AIM OF THE EXERCISE
Reproduce every line of the records below verbatim, omitting the pictures.

Element placement data
◇ ◇ ◇ ◇
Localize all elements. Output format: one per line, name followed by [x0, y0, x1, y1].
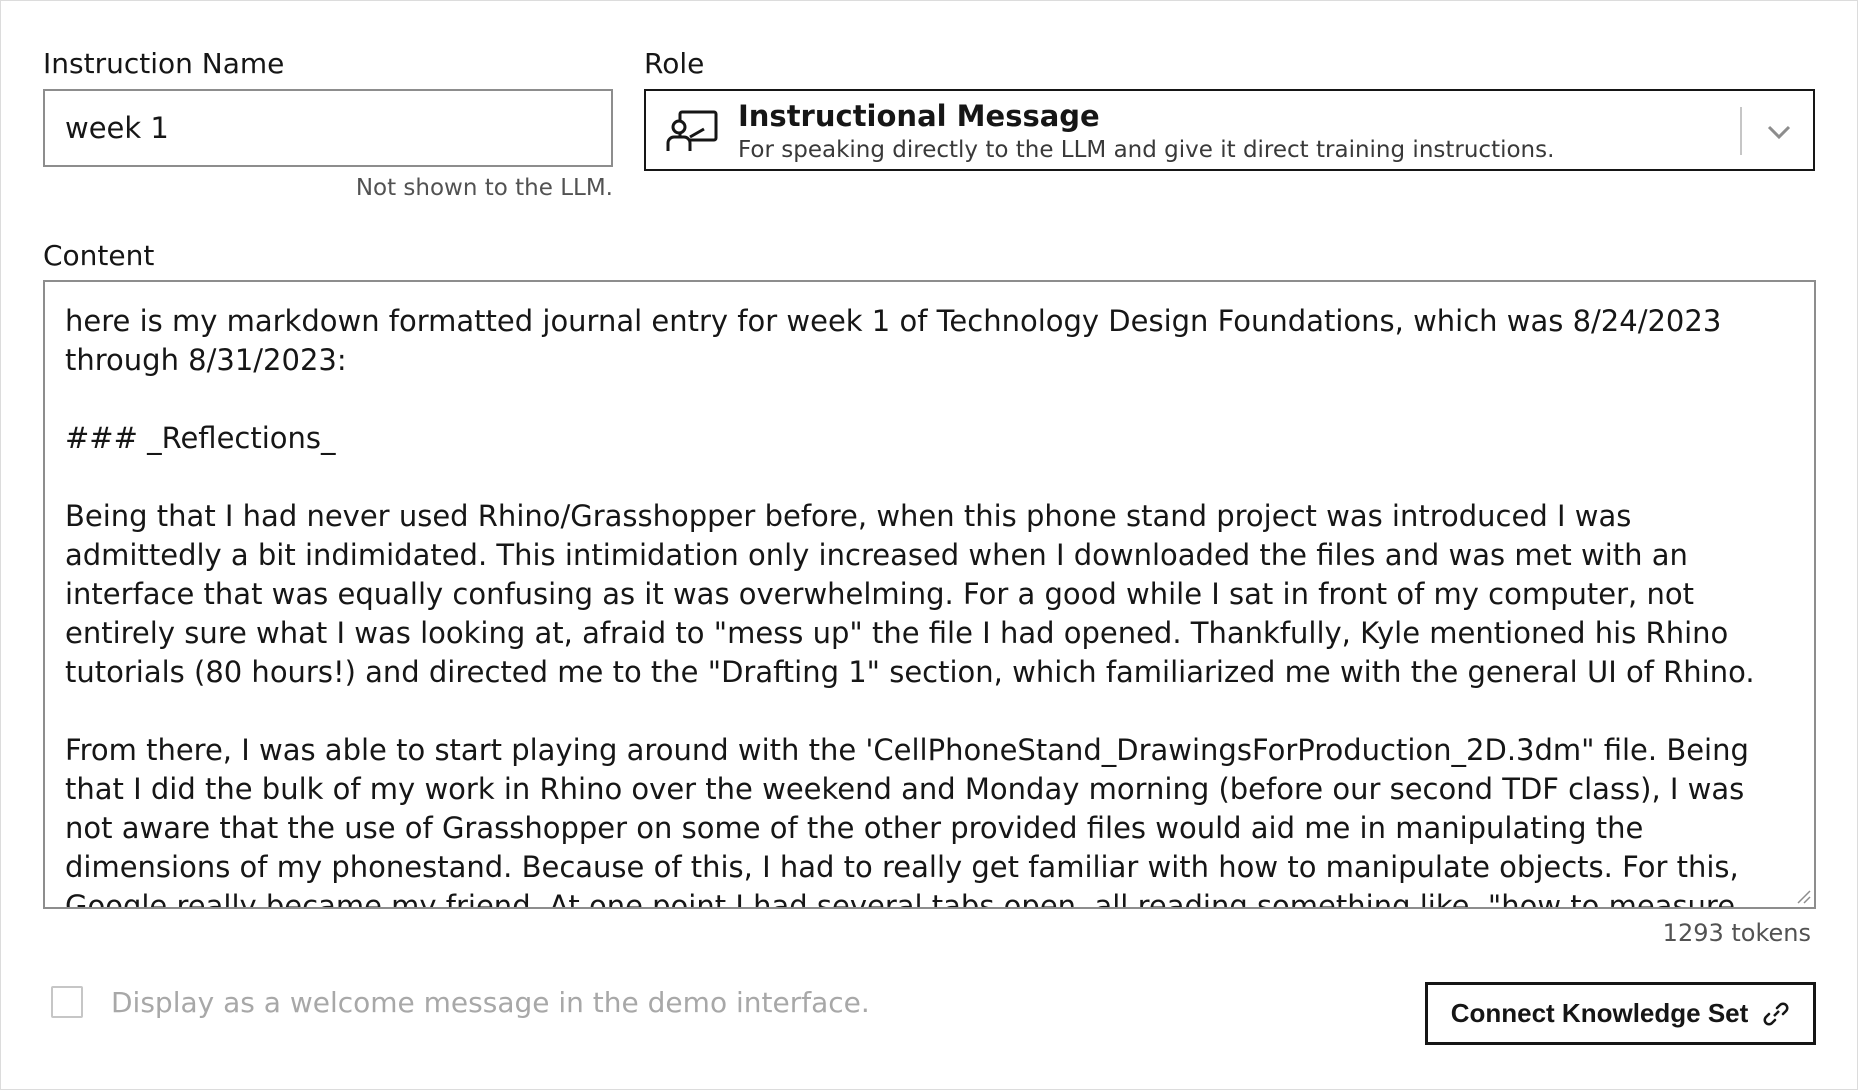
welcome-message-checkbox[interactable]: [51, 986, 83, 1018]
role-label: Role: [644, 47, 705, 80]
content-label: Content: [43, 239, 155, 272]
instruction-name-input[interactable]: [43, 89, 613, 167]
content-text[interactable]: here is my markdown formatted journal en…: [65, 302, 1796, 907]
link-icon: [1763, 1002, 1789, 1025]
connect-knowledge-set-label: Connect Knowledge Set: [1450, 998, 1749, 1028]
role-select[interactable]: Instructional Message For speaking direc…: [644, 89, 1815, 171]
chevron-down-icon[interactable]: [1764, 117, 1794, 147]
role-divider: [1740, 107, 1742, 155]
instruction-name-label: Instruction Name: [43, 47, 285, 80]
instruction-name-helper: Not shown to the LLM.: [355, 175, 613, 201]
person-presenting-icon: [666, 110, 718, 151]
content-textarea[interactable]: here is my markdown formatted journal en…: [43, 280, 1816, 909]
instruction-form: Instruction Name Not shown to the LLM. R…: [0, 0, 1858, 1090]
welcome-message-label[interactable]: Display as a welcome message in the demo…: [111, 986, 870, 1020]
role-selected-description: For speaking directly to the LLM and giv…: [738, 137, 1555, 163]
role-selected-title: Instructional Message: [738, 99, 1100, 133]
connect-knowledge-set-button[interactable]: Connect Knowledge Set: [1425, 982, 1816, 1045]
token-count: 1293 tokens: [1662, 919, 1811, 947]
resize-handle-icon[interactable]: [1794, 887, 1812, 905]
◇ ◇ ◇ ◇
EXERCISE RESPONSE
Localize all elements. Output format: one per line, name followed by [x0, y0, x1, y1].
welcome-message-checkbox[interactable]: [51, 986, 83, 1018]
role-label: Role: [644, 47, 705, 80]
content-label: Content: [43, 239, 155, 272]
instruction-name-input[interactable]: [43, 89, 613, 167]
content-text[interactable]: here is my markdown formatted journal en…: [65, 302, 1796, 907]
link-icon: [1763, 1002, 1789, 1025]
connect-knowledge-set-label: Connect Knowledge Set: [1450, 998, 1749, 1028]
role-select[interactable]: Instructional Message For speaking direc…: [644, 89, 1815, 171]
chevron-down-icon[interactable]: [1764, 117, 1794, 147]
role-divider: [1740, 107, 1742, 155]
instruction-name-label: Instruction Name: [43, 47, 285, 80]
instruction-name-helper: Not shown to the LLM.: [355, 175, 613, 201]
person-presenting-icon: [666, 110, 718, 151]
content-textarea[interactable]: here is my markdown formatted journal en…: [43, 280, 1816, 909]
instruction-form: Instruction Name Not shown to the LLM. R…: [0, 0, 1858, 1090]
welcome-message-label[interactable]: Display as a welcome message in the demo…: [111, 986, 870, 1020]
role-selected-description: For speaking directly to the LLM and giv…: [738, 137, 1555, 163]
role-selected-title: Instructional Message: [738, 99, 1100, 133]
connect-knowledge-set-button[interactable]: Connect Knowledge Set: [1425, 982, 1816, 1045]
token-count: 1293 tokens: [1662, 919, 1811, 947]
resize-handle-icon[interactable]: [1794, 887, 1812, 905]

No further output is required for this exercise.